» Prompt
Write every entry out again exactly, please, and skip the pictures.

[Saved entries]

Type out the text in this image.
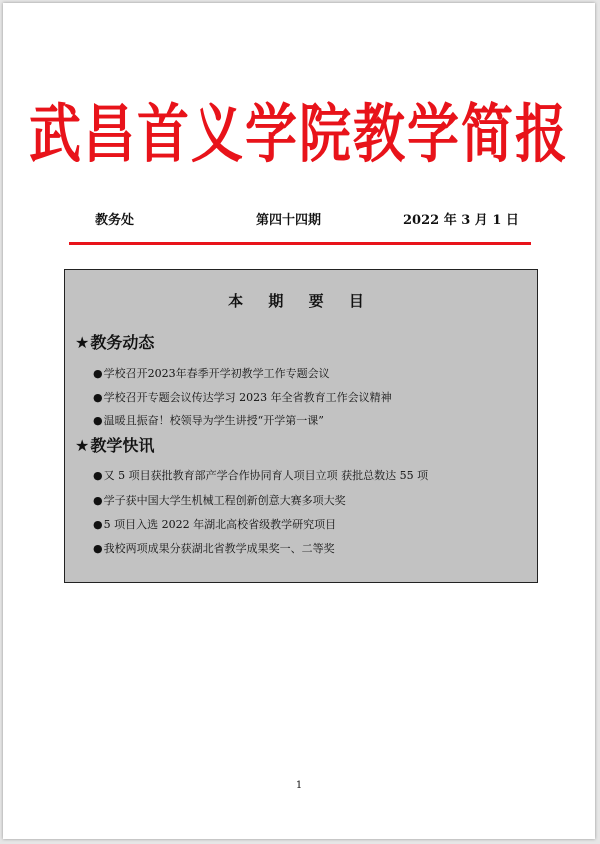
武昌首义学院教学简报
教务处	第四十四期	2022 年 3 月 1 日
本 期 要 目
★教务动态
●学校召开2023年春季开学初教学工作专题会议
●学校召开专题会议传达学习 2023 年全省教育工作会议精神
●温暖且振奋！校领导为学生讲授“开学第一课”
★教学快讯
●又 5 项目获批教育部产学合作协同育人项目立项 获批总数达 55 项
●学子获中国大学生机械工程创新创意大赛多项大奖
●5 项目入选 2022 年湖北高校省级教学研究项目
●我校两项成果分获湖北省教学成果奖一、二等奖
1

» Worked solution
Type out the text in this image.
武昌首义学院教学简报
教务处	第四十四期	2022 年 3 月 1 日
本 期 要 目
★教务动态
●学校召开2023年春季开学初教学工作专题会议
●学校召开专题会议传达学习 2023 年全省教育工作会议精神
●温暖且振奋！校领导为学生讲授“开学第一课”
★教学快讯
●又 5 项目获批教育部产学合作协同育人项目立项 获批总数达 55 项
●学子获中国大学生机械工程创新创意大赛多项大奖
●5 项目入选 2022 年湖北高校省级教学研究项目
●我校两项成果分获湖北省教学成果奖一、二等奖
1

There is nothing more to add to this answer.